[Extracted records]
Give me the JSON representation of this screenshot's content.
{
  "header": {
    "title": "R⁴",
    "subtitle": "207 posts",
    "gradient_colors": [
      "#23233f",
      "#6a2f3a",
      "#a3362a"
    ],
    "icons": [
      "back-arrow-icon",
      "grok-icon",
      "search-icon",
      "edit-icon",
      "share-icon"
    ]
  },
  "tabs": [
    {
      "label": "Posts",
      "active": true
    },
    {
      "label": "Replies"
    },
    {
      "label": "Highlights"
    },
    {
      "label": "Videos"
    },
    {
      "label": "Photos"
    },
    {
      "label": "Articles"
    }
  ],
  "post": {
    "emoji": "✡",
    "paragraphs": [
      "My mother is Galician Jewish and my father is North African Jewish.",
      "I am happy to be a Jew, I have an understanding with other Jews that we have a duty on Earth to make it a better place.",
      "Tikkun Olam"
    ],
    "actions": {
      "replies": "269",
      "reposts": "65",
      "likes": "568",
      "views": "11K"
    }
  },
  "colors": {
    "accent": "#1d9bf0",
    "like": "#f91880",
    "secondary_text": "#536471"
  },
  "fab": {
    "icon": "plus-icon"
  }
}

* [WRITTEN TASK]: Copy each line of the listing that includes "label".

* [RESULT]:
      "label": "Posts",
      "label": "Replies"
      "label": "Highlights"
      "label": "Videos"
      "label": "Photos"
      "label": "Articles"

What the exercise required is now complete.